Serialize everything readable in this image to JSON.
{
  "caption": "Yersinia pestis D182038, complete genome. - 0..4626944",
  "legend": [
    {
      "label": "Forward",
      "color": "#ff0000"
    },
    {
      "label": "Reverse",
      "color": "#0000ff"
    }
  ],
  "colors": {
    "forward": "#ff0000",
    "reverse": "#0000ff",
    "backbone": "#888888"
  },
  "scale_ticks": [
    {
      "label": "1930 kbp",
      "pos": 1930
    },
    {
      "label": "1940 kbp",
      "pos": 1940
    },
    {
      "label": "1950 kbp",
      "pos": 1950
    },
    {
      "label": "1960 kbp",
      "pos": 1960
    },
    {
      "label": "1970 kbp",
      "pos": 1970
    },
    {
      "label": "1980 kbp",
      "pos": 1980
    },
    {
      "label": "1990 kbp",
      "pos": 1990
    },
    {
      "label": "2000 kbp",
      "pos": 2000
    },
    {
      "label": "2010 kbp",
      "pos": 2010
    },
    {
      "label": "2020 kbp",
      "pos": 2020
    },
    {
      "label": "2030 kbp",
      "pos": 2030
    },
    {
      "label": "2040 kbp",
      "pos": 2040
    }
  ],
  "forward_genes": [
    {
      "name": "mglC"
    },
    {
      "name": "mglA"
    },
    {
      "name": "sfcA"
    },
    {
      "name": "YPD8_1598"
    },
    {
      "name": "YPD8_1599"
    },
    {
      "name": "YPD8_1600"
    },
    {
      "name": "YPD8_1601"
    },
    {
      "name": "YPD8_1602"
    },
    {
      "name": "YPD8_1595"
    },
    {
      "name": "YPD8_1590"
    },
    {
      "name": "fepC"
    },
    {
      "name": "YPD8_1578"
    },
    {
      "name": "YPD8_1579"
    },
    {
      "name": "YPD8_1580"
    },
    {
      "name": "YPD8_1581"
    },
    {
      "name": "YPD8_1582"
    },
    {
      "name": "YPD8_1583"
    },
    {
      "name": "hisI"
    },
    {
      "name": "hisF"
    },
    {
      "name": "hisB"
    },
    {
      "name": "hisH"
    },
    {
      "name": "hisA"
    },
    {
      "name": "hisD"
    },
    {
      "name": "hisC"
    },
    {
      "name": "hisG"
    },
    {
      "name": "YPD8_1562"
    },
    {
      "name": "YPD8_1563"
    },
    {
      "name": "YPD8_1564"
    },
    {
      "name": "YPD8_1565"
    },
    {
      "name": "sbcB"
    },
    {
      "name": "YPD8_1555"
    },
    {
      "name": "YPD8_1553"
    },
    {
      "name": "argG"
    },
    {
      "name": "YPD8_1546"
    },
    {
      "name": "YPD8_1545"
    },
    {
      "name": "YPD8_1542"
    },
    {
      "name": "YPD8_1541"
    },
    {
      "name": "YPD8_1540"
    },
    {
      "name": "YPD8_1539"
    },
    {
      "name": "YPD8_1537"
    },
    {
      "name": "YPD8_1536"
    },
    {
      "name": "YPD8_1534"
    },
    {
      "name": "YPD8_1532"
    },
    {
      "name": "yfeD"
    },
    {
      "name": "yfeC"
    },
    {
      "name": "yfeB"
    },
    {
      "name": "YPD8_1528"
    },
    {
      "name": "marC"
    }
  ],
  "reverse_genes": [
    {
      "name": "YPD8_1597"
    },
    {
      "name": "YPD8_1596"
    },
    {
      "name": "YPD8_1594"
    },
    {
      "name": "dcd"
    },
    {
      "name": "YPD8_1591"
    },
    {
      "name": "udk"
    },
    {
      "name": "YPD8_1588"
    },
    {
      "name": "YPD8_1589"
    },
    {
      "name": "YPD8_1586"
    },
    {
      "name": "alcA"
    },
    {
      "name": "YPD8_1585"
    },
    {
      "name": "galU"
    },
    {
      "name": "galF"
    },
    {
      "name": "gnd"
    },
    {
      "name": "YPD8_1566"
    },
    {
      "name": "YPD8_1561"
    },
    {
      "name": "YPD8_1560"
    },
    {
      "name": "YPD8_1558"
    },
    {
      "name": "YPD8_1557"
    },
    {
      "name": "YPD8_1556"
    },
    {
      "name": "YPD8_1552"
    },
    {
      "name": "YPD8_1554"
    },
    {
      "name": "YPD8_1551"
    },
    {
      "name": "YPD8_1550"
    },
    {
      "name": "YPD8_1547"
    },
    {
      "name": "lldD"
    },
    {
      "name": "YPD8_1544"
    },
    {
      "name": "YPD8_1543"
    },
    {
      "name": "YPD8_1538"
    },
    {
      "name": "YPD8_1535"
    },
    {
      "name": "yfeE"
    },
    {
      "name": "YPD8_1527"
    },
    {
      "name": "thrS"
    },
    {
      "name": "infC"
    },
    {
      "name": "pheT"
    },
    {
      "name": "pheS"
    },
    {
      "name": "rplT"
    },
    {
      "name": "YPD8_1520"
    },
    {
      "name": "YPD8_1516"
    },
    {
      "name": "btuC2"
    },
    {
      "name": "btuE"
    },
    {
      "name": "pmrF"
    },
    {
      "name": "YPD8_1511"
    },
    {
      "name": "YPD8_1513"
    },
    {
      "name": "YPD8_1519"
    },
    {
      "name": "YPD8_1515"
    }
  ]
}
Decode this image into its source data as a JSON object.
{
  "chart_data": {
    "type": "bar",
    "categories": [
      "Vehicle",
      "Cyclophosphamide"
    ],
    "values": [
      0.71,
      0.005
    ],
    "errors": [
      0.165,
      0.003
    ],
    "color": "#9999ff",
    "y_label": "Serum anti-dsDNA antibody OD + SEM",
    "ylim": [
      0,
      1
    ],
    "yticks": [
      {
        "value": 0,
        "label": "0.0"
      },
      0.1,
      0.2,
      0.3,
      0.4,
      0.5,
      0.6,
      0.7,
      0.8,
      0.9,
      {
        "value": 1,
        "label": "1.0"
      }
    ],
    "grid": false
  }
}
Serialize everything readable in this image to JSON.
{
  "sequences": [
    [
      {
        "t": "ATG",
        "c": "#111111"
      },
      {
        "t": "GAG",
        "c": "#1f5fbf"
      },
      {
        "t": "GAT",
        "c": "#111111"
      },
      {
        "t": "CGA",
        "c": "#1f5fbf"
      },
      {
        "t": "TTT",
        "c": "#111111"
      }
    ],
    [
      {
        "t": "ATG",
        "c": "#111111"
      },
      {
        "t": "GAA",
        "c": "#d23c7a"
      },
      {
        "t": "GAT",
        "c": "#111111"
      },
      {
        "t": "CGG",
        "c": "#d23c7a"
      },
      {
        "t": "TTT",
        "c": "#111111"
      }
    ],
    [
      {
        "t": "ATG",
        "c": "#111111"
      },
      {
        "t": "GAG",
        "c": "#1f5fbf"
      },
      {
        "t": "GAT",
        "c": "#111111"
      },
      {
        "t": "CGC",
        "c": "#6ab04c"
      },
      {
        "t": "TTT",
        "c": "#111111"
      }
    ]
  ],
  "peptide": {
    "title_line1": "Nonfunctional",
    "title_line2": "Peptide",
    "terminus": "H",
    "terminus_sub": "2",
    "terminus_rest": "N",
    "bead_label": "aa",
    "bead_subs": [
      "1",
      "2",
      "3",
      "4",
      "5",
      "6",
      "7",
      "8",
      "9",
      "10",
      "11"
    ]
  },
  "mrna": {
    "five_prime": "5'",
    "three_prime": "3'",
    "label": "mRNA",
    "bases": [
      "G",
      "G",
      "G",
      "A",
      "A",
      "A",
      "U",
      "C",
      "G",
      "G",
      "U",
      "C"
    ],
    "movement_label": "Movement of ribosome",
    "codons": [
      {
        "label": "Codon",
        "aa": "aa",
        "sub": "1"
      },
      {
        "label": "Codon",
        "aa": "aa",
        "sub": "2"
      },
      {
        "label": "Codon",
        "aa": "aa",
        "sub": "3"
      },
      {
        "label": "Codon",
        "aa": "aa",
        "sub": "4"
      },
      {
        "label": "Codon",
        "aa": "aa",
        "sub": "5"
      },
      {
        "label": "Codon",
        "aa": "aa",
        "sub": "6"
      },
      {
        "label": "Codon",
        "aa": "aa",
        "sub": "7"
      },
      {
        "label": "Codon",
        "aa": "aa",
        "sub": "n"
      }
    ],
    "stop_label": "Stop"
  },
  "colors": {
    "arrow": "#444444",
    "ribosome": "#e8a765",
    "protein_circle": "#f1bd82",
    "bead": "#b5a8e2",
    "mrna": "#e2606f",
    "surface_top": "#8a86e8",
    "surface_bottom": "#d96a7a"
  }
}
--------------------------------
Your instructions:
Looking at the entries above, report how many of their lines include "ribosome", and add nothing else.

Task output:
2